[Records excerpted from a collection]

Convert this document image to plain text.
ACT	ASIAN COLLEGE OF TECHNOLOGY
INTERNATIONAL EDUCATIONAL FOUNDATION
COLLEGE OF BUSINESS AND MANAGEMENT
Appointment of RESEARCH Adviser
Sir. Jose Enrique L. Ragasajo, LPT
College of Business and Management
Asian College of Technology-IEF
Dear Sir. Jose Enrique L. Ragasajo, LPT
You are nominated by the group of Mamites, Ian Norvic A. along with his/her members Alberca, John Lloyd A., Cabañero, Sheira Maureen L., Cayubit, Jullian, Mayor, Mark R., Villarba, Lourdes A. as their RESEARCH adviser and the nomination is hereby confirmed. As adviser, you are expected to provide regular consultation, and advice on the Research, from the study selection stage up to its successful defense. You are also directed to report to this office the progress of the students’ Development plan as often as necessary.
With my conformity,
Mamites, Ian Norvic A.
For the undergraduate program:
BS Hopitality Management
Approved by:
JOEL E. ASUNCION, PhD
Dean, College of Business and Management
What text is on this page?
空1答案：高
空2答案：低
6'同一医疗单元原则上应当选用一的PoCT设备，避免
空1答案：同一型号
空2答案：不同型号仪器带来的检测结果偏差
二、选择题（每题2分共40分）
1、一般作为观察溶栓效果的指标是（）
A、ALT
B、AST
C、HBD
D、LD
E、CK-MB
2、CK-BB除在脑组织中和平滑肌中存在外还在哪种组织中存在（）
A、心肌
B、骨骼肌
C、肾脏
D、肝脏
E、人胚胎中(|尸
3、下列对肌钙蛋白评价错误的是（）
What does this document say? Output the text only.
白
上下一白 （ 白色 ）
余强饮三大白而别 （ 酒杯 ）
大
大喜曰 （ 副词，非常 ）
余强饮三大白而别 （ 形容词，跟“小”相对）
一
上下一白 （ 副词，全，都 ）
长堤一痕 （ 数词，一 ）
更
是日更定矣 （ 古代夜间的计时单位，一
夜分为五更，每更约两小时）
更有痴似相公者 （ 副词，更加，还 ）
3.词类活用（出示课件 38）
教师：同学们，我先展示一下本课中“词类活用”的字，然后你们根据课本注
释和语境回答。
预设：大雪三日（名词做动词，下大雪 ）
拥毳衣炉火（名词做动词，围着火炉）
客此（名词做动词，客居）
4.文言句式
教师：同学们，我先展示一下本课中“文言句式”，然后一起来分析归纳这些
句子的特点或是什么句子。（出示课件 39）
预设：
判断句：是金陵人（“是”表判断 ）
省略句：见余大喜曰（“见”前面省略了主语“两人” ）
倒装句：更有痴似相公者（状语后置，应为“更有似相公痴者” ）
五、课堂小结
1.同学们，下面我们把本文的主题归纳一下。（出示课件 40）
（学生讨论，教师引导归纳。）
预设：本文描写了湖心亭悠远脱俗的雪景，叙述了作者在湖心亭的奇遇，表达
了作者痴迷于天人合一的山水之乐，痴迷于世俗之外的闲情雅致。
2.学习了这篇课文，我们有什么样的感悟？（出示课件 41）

▶ **SHORT TASK**: Find the line containing "What text is on this page?" in the material above. Print it and every line after it through the end, exactly and only those.

▶ **RESULT OF THE EXERCISE**:
What text is on this page?
空1答案：高
空2答案：低
6'同一医疗单元原则上应当选用一的PoCT设备，避免
空1答案：同一型号
空2答案：不同型号仪器带来的检测结果偏差
二、选择题（每题2分共40分）
1、一般作为观察溶栓效果的指标是（）
A、ALT
B、AST
C、HBD
D、LD
E、CK-MB
2、CK-BB除在脑组织中和平滑肌中存在外还在哪种组织中存在（）
A、心肌
B、骨骼肌
C、肾脏
D、肝脏
E、人胚胎中(|尸
3、下列对肌钙蛋白评价错误的是（）
What does this document say? Output the text only.
白
上下一白 （ 白色 ）
余强饮三大白而别 （ 酒杯 ）
大
大喜曰 （ 副词，非常 ）
余强饮三大白而别 （ 形容词，跟“小”相对）
一
上下一白 （ 副词，全，都 ）
长堤一痕 （ 数词，一 ）
更
是日更定矣 （ 古代夜间的计时单位，一
夜分为五更，每更约两小时）
更有痴似相公者 （ 副词，更加，还 ）
3.词类活用（出示课件 38）
教师：同学们，我先展示一下本课中“词类活用”的字，然后你们根据课本注
释和语境回答。
预设：大雪三日（名词做动词，下大雪 ）
拥毳衣炉火（名词做动词，围着火炉）
客此（名词做动词，客居）
4.文言句式
教师：同学们，我先展示一下本课中“文言句式”，然后一起来分析归纳这些
句子的特点或是什么句子。（出示课件 39）
预设：
判断句：是金陵人（“是”表判断 ）
省略句：见余大喜曰（“见”前面省略了主语“两人” ）
倒装句：更有痴似相公者（状语后置，应为“更有似相公痴者” ）
五、课堂小结
1.同学们，下面我们把本文的主题归纳一下。（出示课件 40）
（学生讨论，教师引导归纳。）
预设：本文描写了湖心亭悠远脱俗的雪景，叙述了作者在湖心亭的奇遇，表达
了作者痴迷于天人合一的山水之乐，痴迷于世俗之外的闲情雅致。
2.学习了这篇课文，我们有什么样的感悟？（出示课件 41）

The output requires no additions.